Enterprises rarely run “a model.” They run a system: a provider model version, a routing policy, prompts and templates, retrieval corpora, tools, and post-processing filters. When something goes wrong, the hardest question is often simple: what changed?
Model cards and lineage practices answer that question. They make AI systems explainable to internal stakeholders and defensible to external reviewers.
What a practical model card includes
A useful model card is concise and operational. Typical fields:
- Intended use. What the model is used for, and what it is not used for.
- Risk tier. The autonomy level and required controls (see risk appetite).
- Evaluation summary. Benchmarks, red team findings, known limitations (see evaluation metrics).
- Operational constraints. Latency budgets, cost ceilings, rate limits.
- Data boundaries. What data is allowed to reach the model (see data minimisation).
Lineage: more than “model version”
Lineage should cover the full behaviour surface:
- Model identity. Provider, model name, region, and version (or release date).
- Prompt/policy versions. System prompt, safety prompts, tool schemas (see prompt registries).
- Retrieval corpus version. Knowledge base snapshot IDs (see knowledge base governance).
- Tooling versions. Integration endpoints, schemas, and permission policies (see tool authorisation).
This lineage data should be logged in production responses so incidents can be triaged quickly (see incident response).
Use lineage to enable safe change
Model cards and lineage are most valuable when connected to release management:
- Canary rollouts can compare outcomes by version (see canary rollouts).
- Drift monitoring can alert when behaviour changes unexpectedly (see drift monitoring).
- Procurement decisions can be grounded in clear requirements and evidence (see procurement).
In short: model cards and lineage are the difference between “we use an LLM” and “we can operate an AI system responsibly.”

══════════════════════════════

■ ASSIGNMENT:
Reproduce the full text on model cards and lineage word for word. The material that comes next has no connection to the text on model cards and lineage.

[Dataset entries]
══════════════════════════════

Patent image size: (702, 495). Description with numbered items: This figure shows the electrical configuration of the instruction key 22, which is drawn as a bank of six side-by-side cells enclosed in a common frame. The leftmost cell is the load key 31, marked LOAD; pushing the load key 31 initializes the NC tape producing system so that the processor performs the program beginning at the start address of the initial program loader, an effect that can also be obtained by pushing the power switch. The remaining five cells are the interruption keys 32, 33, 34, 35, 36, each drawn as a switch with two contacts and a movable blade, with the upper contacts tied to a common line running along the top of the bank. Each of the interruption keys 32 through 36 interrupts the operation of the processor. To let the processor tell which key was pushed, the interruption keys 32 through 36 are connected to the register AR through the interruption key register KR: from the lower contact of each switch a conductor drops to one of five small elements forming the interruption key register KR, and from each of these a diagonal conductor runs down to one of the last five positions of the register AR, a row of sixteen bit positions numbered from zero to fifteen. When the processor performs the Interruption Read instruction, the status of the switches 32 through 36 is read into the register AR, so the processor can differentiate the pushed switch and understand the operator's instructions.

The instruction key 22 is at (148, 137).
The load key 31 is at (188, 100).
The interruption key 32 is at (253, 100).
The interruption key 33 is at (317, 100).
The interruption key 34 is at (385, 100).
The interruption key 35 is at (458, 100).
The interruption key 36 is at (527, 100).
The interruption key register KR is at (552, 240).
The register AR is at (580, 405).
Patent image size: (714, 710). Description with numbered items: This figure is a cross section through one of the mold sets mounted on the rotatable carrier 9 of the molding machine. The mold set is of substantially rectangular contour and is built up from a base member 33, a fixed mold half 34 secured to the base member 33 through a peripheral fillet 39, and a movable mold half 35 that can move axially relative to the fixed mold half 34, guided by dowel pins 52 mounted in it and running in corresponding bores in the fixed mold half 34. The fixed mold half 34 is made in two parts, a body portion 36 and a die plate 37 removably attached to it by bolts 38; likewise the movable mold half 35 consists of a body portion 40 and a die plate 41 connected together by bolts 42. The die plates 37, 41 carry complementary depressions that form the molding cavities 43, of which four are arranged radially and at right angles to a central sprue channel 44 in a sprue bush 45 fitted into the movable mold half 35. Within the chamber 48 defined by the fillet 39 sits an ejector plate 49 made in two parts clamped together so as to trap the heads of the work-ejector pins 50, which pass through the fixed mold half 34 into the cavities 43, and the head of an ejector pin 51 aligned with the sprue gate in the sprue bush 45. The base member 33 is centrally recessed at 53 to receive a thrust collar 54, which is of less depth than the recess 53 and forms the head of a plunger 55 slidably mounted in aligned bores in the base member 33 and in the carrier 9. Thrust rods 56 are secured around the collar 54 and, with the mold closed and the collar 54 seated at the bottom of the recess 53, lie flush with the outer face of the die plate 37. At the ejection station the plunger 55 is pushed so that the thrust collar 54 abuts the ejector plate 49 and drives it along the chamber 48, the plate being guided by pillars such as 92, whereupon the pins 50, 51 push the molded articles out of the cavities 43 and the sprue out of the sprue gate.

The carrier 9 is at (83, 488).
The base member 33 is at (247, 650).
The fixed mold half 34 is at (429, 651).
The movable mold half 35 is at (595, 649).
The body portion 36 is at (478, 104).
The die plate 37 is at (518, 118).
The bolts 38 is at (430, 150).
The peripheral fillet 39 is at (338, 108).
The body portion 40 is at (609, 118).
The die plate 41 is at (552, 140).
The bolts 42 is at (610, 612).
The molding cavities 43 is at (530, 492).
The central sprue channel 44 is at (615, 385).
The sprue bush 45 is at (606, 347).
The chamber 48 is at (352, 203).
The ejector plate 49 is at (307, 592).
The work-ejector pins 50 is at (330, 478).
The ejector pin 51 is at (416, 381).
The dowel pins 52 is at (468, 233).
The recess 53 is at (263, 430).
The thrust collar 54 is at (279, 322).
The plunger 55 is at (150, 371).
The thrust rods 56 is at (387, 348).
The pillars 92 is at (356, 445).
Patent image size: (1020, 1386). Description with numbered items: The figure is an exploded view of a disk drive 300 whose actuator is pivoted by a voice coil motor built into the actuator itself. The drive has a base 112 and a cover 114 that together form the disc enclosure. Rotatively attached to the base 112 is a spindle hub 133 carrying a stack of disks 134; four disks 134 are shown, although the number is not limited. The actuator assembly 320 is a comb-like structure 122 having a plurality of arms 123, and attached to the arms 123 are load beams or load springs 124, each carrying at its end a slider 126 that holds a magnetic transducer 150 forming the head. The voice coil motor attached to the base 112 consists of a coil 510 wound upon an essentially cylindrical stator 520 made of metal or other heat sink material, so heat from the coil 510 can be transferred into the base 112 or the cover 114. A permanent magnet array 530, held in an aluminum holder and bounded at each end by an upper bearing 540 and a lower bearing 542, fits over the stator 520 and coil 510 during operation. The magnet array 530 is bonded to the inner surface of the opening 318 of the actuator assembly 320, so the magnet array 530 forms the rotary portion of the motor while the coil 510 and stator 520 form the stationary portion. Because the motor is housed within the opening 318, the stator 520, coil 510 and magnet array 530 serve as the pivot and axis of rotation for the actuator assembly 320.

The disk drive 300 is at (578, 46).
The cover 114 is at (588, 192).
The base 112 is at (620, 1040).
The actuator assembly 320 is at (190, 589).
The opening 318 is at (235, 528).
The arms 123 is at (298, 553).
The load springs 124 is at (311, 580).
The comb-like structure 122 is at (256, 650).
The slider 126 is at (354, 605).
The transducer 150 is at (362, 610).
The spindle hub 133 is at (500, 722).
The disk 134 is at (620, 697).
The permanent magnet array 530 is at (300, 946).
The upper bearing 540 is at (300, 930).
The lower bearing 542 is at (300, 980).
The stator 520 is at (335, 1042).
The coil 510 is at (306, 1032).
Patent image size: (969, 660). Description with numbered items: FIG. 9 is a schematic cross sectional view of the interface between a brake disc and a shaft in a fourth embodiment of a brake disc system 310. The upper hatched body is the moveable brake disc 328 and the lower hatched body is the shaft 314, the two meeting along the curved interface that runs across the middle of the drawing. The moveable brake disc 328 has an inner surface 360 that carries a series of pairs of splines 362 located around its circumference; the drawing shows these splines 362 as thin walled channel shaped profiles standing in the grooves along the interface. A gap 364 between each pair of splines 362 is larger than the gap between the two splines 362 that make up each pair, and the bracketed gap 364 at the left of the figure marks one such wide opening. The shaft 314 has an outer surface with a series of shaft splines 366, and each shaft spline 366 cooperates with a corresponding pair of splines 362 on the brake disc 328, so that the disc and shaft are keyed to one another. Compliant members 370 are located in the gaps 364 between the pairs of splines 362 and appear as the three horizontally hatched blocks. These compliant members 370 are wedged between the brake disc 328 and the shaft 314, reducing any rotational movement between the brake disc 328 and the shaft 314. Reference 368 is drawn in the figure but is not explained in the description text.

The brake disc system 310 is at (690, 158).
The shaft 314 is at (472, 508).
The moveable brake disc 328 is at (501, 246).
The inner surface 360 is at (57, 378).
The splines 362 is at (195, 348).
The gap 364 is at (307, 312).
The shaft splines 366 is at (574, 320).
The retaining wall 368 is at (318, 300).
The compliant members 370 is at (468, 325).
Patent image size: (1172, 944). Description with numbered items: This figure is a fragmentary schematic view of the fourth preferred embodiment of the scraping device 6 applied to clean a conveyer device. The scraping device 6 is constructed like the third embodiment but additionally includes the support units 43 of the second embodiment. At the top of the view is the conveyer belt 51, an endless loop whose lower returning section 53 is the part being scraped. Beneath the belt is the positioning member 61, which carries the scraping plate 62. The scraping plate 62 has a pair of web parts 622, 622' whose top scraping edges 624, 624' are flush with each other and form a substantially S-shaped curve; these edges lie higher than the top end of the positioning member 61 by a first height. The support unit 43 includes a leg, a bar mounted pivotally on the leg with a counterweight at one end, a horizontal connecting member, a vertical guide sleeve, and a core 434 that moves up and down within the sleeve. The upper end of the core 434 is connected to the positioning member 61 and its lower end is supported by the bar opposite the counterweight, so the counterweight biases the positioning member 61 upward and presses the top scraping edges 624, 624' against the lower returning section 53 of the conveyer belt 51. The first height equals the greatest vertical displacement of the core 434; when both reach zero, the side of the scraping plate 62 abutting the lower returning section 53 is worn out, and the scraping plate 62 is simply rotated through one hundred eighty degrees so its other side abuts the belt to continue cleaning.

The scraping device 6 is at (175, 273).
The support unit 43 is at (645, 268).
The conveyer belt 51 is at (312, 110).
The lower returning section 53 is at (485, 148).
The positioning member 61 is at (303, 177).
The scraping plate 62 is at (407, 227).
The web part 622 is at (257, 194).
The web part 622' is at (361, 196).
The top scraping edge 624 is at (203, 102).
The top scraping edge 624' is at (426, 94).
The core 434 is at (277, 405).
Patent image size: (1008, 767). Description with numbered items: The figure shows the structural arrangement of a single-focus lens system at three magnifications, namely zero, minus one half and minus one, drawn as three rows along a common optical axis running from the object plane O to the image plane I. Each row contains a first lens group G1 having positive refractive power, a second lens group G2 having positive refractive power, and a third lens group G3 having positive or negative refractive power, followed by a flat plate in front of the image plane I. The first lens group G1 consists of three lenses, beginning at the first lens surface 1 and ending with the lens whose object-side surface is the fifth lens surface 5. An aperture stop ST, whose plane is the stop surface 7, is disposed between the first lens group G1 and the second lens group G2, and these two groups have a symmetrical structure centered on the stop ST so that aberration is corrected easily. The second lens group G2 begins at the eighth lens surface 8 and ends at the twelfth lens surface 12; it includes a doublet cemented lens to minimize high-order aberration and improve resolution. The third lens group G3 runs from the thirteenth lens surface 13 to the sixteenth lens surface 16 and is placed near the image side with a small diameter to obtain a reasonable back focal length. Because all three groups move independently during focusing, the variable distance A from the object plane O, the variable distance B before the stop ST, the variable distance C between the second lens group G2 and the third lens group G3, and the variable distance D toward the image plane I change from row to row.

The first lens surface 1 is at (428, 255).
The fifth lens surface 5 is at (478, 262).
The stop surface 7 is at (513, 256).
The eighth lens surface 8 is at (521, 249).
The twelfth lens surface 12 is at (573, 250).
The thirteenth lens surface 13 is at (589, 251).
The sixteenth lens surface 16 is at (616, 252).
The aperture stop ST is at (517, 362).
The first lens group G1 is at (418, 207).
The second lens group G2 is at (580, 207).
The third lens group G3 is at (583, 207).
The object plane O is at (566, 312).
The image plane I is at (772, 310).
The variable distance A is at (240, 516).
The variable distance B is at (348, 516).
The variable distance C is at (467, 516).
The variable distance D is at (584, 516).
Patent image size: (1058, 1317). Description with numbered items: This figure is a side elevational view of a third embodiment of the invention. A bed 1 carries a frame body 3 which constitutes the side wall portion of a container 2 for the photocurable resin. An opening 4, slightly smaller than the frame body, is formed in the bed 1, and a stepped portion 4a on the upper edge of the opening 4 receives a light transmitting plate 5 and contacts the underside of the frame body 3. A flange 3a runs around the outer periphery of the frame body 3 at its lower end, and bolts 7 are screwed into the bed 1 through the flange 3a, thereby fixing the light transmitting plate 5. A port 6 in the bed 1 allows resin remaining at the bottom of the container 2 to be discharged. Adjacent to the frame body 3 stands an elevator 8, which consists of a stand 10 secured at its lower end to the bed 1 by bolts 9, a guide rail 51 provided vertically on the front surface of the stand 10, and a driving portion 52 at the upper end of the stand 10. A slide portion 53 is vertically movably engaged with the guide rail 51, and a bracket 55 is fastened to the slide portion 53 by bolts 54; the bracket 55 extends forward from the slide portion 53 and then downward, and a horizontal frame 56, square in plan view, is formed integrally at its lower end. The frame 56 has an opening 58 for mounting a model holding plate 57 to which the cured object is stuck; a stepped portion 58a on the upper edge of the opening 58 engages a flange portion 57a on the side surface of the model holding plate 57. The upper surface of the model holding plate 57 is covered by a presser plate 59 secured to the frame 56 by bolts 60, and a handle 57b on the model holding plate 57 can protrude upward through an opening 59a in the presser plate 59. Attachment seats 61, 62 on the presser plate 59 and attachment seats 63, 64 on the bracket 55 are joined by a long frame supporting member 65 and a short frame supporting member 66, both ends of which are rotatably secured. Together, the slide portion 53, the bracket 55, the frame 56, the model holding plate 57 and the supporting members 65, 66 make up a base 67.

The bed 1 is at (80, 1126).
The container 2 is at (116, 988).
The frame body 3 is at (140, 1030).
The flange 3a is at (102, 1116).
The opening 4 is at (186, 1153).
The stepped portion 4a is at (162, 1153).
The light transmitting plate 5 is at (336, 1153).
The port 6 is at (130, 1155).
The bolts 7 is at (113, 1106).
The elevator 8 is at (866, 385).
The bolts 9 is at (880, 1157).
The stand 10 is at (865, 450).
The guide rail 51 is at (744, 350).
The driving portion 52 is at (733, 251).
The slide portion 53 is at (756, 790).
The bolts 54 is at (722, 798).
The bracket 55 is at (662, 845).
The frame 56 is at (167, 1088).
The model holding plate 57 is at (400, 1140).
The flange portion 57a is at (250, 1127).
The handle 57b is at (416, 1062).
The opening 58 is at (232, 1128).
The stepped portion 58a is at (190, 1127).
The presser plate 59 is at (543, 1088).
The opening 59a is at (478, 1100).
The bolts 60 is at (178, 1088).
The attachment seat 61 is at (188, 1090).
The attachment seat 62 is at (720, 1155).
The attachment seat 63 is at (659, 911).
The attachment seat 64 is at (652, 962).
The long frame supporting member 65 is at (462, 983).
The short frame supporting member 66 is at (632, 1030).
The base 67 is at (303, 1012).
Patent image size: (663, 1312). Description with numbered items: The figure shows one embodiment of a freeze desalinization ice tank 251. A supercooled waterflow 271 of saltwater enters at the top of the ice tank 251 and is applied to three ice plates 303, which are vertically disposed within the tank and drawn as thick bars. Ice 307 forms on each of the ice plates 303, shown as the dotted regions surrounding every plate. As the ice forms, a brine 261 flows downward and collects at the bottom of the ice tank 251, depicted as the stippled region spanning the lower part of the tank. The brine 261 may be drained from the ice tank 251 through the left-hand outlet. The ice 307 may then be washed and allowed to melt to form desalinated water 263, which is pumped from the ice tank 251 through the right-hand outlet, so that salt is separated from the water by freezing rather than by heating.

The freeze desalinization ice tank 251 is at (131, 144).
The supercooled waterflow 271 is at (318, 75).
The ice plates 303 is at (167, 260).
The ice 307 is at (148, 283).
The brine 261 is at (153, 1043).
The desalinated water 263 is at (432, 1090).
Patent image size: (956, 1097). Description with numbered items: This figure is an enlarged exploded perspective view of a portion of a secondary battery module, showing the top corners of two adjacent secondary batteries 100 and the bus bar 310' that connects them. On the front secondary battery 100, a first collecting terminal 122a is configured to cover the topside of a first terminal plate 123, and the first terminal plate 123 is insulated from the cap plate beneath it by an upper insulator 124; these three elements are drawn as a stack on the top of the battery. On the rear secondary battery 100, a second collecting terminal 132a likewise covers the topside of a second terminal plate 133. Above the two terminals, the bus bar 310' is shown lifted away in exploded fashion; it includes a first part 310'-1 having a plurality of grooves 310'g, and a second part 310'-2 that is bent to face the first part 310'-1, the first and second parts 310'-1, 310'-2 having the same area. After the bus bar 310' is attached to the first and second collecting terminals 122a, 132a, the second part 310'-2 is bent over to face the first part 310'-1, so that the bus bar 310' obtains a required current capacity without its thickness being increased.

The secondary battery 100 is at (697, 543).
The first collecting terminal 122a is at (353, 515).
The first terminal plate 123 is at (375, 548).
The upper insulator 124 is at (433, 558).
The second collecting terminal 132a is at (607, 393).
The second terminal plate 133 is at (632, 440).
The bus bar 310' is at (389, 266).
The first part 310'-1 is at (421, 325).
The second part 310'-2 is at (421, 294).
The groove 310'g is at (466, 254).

══════════════════════════════

■ SOLUTION TO THE PROBLEM:
Enterprises rarely run “a model.” They run a system: a provider model version, a routing policy, prompts and templates, retrieval corpora, tools, and post-processing filters. When something goes wrong, the hardest question is often simple: what changed?
Model cards and lineage practices answer that question. They make AI systems explainable to internal stakeholders and defensible to external reviewers.
What a practical model card includes
A useful model card is concise and operational. Typical fields:
- Intended use. What the model is used for, and what it is not used for.
- Risk tier. The autonomy level and required controls (see risk appetite).
- Evaluation summary. Benchmarks, red team findings, known limitations (see evaluation metrics).
- Operational constraints. Latency budgets, cost ceilings, rate limits.
- Data boundaries. What data is allowed to reach the model (see data minimisation).
Lineage: more than “model version”
Lineage should cover the full behaviour surface:
- Model identity. Provider, model name, region, and version (or release date).
- Prompt/policy versions. System prompt, safety prompts, tool schemas (see prompt registries).
- Retrieval corpus version. Knowledge base snapshot IDs (see knowledge base governance).
- Tooling versions. Integration endpoints, schemas, and permission policies (see tool authorisation).
This lineage data should be logged in production responses so incidents can be triaged quickly (see incident response).
Use lineage to enable safe change
Model cards and lineage are most valuable when connected to release management:
- Canary rollouts can compare outcomes by version (see canary rollouts).
- Drift monitoring can alert when behaviour changes unexpectedly (see drift monitoring).
- Procurement decisions can be grounded in clear requirements and evidence (see procurement).
In short: model cards and lineage are the difference between “we use an LLM” and “we can operate an AI system responsibly.”